## Stated exercise
Which lines in the items below contain the string "None", with case counting? Find each one and copy it out.

## Data to use

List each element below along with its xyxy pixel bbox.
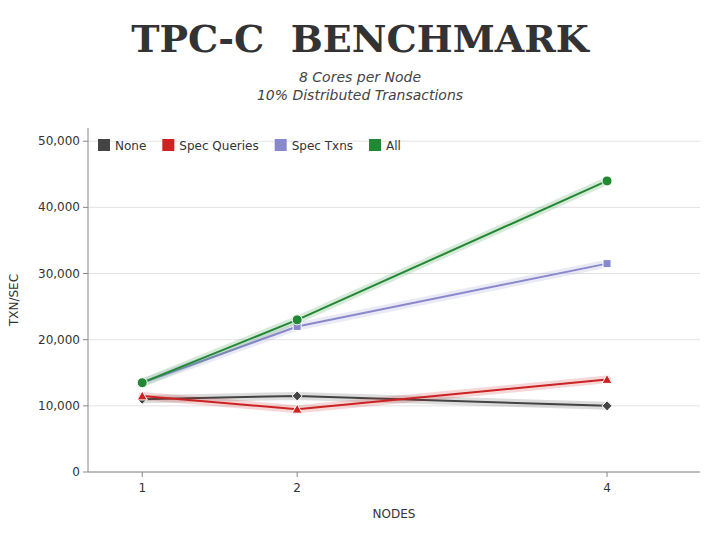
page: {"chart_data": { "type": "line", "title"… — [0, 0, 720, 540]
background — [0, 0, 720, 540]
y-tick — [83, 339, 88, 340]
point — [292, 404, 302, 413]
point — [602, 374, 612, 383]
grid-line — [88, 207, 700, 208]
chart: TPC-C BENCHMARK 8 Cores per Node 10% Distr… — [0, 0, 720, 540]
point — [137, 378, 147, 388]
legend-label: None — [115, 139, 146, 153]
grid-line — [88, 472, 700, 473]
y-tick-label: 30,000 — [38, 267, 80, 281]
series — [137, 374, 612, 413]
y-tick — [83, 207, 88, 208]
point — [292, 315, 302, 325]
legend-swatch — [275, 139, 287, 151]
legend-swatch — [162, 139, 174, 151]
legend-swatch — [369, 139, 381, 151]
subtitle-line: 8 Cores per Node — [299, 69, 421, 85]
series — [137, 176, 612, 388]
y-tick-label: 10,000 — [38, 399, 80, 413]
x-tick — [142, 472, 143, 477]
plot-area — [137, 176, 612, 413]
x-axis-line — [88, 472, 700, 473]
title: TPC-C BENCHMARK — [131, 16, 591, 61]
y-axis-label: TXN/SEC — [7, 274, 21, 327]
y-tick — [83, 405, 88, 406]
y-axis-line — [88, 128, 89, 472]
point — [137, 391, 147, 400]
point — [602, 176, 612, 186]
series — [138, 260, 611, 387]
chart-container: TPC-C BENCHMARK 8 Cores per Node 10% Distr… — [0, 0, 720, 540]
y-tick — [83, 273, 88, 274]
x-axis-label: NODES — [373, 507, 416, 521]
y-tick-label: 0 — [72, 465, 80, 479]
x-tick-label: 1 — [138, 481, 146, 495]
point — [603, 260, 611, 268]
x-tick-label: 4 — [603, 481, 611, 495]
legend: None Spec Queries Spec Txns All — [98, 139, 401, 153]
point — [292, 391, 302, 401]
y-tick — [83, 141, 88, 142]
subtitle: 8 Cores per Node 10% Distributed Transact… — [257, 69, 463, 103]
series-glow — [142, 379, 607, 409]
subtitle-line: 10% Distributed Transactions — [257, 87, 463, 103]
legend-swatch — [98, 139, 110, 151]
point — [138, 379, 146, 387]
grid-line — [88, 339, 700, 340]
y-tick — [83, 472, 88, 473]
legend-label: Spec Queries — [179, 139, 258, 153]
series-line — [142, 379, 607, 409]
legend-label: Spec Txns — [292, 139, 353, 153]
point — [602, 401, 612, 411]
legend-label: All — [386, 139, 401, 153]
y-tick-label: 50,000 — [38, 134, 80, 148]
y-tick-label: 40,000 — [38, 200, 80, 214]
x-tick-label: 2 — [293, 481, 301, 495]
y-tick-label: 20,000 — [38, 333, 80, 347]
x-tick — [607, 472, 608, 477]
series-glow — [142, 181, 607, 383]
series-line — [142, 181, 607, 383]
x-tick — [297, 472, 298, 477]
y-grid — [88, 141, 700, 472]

## The solution
legend-label: None — [115, 139, 146, 153]
legend: None Spec Queries Spec Txns All — [98, 139, 401, 153]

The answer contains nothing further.